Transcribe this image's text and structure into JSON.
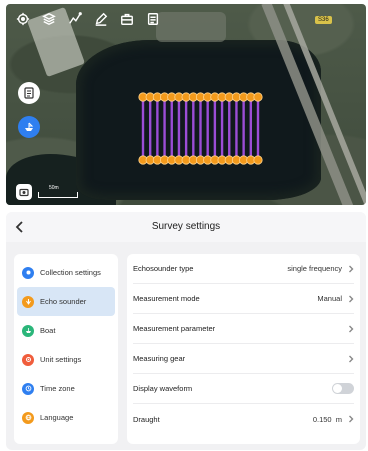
{
  "map": {
    "road_label": "S36",
    "scale_label": "50m",
    "toolbar_icons": [
      "locate-icon",
      "layers-icon",
      "track-icon",
      "edit-icon",
      "toolbox-icon",
      "survey-icon"
    ],
    "side_buttons": [
      "document-icon",
      "boat-icon"
    ],
    "survey": {
      "line_count": 17,
      "line_color": "#9b4dd6",
      "point_color": "#f39a1c"
    }
  },
  "settings": {
    "title": "Survey settings",
    "nav": [
      {
        "label": "Collection settings",
        "icon": "collection-icon",
        "color": "#2f7ff0",
        "active": false
      },
      {
        "label": "Echo sounder",
        "icon": "echo-sounder-icon",
        "color": "#f39a1c",
        "active": true
      },
      {
        "label": "Boat",
        "icon": "boat-icon",
        "color": "#2bb67a",
        "active": false
      },
      {
        "label": "Unit settings",
        "icon": "unit-icon",
        "color": "#f05d3c",
        "active": false
      },
      {
        "label": "Time zone",
        "icon": "clock-icon",
        "color": "#2f7ff0",
        "active": false
      },
      {
        "label": "Language",
        "icon": "globe-icon",
        "color": "#f39a1c",
        "active": false
      }
    ],
    "rows": [
      {
        "label": "Echosounder type",
        "value": "single frequency",
        "control": "chevron"
      },
      {
        "label": "Measurement mode",
        "value": "Manual",
        "control": "chevron"
      },
      {
        "label": "Measurement parameter",
        "value": "",
        "control": "chevron"
      },
      {
        "label": "Measuring gear",
        "value": "",
        "control": "chevron"
      },
      {
        "label": "Display waveform",
        "value": "",
        "control": "toggle",
        "toggle_on": false
      },
      {
        "label": "Draught",
        "value": "0.150  m",
        "control": "chevron"
      }
    ]
  }
}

########

*Given request*. From the material above, gather all lines that include the string "settings" and copy them.

*Expected answer*.
  "settings": {
    "title": "Survey settings",
        "label": "Collection settings",
        "label": "Unit settings",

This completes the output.